* STATED GOAL *
Set down each line of the material that follows, exactly, with no pictures.

[Collected data]
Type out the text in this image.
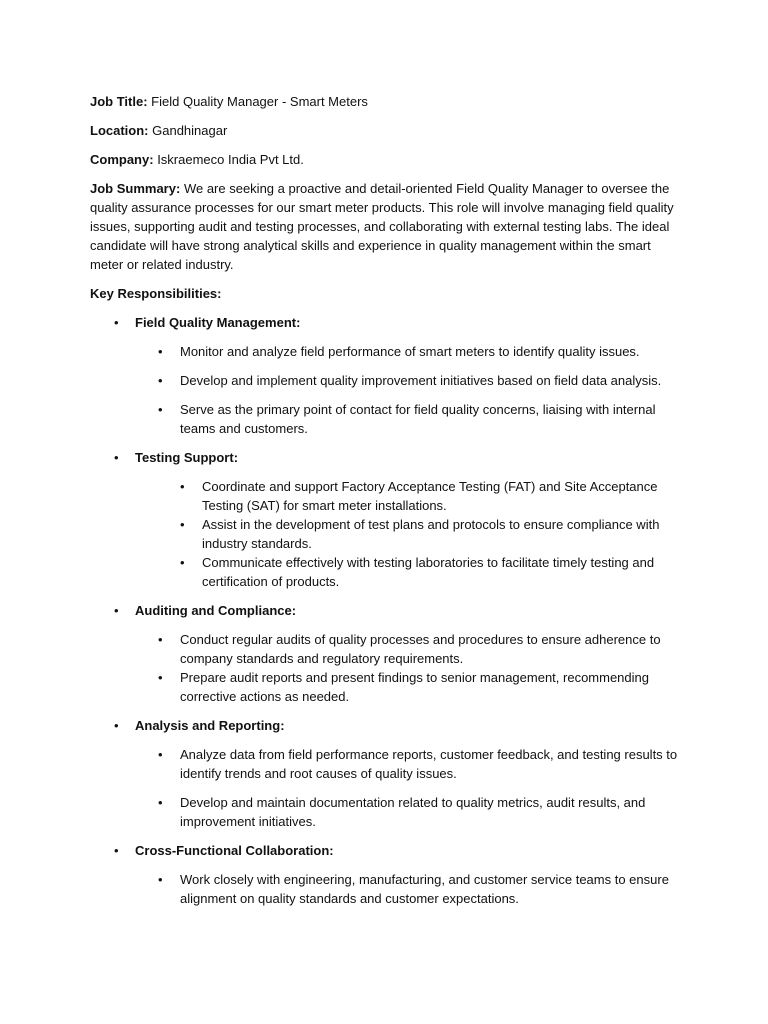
Job Title: Field Quality Manager - Smart Meters

Location: Gandhinagar

Company: Iskraemeco India Pvt Ltd.

Job Summary: We are seeking a proactive and detail-oriented Field Quality Manager to oversee the quality assurance processes for our smart meter products. This role will involve managing field quality issues, supporting audit and testing processes, and collaborating with external testing labs. The ideal candidate will have strong analytical skills and experience in quality management within the smart meter or related industry.

Key Responsibilities:

• Field Quality Management:

• Monitor and analyze field performance of smart meters to identify quality issues.

• Develop and implement quality improvement initiatives based on field data analysis.

• Serve as the primary point of contact for field quality concerns, liaising with internal teams and customers.

• Testing Support:

• Coordinate and support Factory Acceptance Testing (FAT) and Site Acceptance Testing (SAT) for smart meter installations.

• Assist in the development of test plans and protocols to ensure compliance with industry standards.

• Communicate effectively with testing laboratories to facilitate timely testing and certification of products.

• Auditing and Compliance:

• Conduct regular audits of quality processes and procedures to ensure adherence to company standards and regulatory requirements.

• Prepare audit reports and present findings to senior management, recommending corrective actions as needed.

• Analysis and Reporting:

• Analyze data from field performance reports, customer feedback, and testing results to identify trends and root causes of quality issues.

• Develop and maintain documentation related to quality metrics, audit results, and improvement initiatives.

• Cross-Functional Collaboration:

• Work closely with engineering, manufacturing, and customer service teams to ensure alignment on quality standards and customer expectations.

* RESPONSE FOR THIS EXERCISE *
Type out the text in this image.
Job Title: Field Quality Manager - Smart Meters

Location: Gandhinagar

Company: Iskraemeco India Pvt Ltd.

Job Summary: We are seeking a proactive and detail-oriented Field Quality Manager to oversee the quality assurance processes for our smart meter products. This role will involve managing field quality issues, supporting audit and testing processes, and collaborating with external testing labs. The ideal candidate will have strong analytical skills and experience in quality management within the smart meter or related industry.

Key Responsibilities:

• Field Quality Management:

• Monitor and analyze field performance of smart meters to identify quality issues.

• Develop and implement quality improvement initiatives based on field data analysis.

• Serve as the primary point of contact for field quality concerns, liaising with internal teams and customers.

• Testing Support:

• Coordinate and support Factory Acceptance Testing (FAT) and Site Acceptance Testing (SAT) for smart meter installations.

• Assist in the development of test plans and protocols to ensure compliance with industry standards.

• Communicate effectively with testing laboratories to facilitate timely testing and certification of products.

• Auditing and Compliance:

• Conduct regular audits of quality processes and procedures to ensure adherence to company standards and regulatory requirements.

• Prepare audit reports and present findings to senior management, recommending corrective actions as needed.

• Analysis and Reporting:

• Analyze data from field performance reports, customer feedback, and testing results to identify trends and root causes of quality issues.

• Develop and maintain documentation related to quality metrics, audit results, and improvement initiatives.

• Cross-Functional Collaboration:

• Work closely with engineering, manufacturing, and customer service teams to ensure alignment on quality standards and customer expectations.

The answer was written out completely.